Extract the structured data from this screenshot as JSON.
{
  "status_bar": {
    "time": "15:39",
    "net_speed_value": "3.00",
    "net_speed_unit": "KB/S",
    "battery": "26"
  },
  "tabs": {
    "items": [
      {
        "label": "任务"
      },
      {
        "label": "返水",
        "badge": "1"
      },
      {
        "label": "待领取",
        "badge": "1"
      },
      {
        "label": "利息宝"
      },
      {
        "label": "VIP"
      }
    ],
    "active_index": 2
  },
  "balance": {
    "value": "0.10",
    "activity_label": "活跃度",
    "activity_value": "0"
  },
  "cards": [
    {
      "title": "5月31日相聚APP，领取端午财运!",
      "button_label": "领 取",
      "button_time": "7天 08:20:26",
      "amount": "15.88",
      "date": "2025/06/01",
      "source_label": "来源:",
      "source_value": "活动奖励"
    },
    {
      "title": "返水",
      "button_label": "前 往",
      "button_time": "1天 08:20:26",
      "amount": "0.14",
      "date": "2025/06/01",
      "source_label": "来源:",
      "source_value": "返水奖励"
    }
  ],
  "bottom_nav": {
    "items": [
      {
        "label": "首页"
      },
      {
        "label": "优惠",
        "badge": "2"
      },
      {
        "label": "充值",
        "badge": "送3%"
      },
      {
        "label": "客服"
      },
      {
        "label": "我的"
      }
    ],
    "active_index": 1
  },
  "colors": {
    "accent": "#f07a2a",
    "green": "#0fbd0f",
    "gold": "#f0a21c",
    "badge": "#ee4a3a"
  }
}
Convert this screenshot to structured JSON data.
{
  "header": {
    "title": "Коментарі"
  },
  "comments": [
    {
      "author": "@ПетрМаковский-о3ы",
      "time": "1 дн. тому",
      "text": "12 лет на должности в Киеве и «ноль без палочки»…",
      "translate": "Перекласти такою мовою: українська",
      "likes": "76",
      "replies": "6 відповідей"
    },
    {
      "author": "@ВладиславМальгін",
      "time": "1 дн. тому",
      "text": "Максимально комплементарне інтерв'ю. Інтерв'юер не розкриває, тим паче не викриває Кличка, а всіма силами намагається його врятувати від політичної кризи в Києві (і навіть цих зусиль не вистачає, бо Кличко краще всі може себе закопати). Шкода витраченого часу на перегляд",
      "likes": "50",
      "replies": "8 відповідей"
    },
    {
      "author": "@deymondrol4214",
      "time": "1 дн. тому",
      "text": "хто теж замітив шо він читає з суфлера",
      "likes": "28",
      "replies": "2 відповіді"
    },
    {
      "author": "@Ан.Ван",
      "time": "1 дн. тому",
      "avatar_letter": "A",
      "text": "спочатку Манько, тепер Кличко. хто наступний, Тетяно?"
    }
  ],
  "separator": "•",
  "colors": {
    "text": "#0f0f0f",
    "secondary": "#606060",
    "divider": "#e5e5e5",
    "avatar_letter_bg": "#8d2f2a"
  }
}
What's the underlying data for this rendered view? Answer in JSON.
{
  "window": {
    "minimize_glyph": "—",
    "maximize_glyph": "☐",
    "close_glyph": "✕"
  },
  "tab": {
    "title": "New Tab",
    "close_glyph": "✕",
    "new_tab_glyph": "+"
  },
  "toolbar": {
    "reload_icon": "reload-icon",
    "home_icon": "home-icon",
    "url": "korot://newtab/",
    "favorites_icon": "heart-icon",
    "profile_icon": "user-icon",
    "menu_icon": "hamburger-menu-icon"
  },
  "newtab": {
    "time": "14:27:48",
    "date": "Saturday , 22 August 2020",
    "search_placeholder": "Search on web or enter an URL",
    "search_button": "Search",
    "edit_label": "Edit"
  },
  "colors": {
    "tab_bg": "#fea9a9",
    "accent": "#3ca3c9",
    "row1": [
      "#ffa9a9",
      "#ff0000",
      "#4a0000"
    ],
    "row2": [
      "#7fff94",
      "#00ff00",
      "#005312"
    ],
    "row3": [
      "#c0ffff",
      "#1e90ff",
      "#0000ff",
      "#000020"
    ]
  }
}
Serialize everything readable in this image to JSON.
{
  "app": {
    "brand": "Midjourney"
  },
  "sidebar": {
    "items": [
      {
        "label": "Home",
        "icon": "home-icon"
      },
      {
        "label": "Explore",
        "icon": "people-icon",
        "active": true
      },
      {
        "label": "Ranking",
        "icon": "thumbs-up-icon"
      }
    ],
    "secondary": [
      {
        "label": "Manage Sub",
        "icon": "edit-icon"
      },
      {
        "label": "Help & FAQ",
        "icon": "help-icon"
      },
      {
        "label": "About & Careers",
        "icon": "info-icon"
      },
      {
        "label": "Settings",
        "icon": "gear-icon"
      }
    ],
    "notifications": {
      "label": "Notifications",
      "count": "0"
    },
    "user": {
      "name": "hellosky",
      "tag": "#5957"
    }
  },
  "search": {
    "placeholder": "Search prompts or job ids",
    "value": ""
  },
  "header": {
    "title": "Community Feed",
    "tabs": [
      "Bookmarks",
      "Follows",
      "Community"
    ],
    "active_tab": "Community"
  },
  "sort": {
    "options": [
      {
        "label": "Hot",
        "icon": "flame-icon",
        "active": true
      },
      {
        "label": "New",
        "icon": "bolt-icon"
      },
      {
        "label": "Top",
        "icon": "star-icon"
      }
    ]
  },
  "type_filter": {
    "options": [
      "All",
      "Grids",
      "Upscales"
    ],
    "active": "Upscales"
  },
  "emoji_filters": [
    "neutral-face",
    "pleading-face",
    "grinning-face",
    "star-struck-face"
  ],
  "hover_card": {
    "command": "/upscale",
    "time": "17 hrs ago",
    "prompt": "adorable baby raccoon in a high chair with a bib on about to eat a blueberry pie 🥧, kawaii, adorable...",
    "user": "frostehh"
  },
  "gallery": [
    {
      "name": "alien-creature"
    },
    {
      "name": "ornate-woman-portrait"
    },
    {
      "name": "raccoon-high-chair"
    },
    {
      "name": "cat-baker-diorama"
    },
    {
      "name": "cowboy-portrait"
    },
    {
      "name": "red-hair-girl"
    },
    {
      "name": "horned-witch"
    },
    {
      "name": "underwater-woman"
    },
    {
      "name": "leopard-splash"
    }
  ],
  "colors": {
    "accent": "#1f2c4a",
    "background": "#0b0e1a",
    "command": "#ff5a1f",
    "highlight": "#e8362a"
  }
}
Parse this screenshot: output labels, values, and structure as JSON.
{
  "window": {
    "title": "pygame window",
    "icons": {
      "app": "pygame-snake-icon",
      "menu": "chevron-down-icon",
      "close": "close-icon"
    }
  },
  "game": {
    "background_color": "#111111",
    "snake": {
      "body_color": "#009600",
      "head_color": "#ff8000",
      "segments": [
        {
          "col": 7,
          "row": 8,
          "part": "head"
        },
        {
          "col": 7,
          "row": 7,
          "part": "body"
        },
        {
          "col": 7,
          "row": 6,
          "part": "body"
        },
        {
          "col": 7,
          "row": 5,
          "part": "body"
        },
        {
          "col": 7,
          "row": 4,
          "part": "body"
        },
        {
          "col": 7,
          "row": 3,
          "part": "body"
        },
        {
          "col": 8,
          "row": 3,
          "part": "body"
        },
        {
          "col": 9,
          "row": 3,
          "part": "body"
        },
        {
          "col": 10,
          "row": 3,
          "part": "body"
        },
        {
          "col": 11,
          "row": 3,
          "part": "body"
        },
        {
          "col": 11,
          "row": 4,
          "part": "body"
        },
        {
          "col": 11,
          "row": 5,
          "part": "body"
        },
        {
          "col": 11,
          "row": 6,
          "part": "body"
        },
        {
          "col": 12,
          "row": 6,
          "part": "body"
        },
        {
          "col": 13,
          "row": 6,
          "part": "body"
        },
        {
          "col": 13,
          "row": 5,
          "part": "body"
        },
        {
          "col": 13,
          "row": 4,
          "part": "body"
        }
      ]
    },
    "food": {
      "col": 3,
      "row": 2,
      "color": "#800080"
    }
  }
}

## STATED TASK
Read through the data and copy every line where "badge" shows up.

## OUTPUT BELOW
        "badge": "1"
        "badge": "1"
        "badge": "2"
        "badge": "送3%"
    "badge": "#ee4a3a"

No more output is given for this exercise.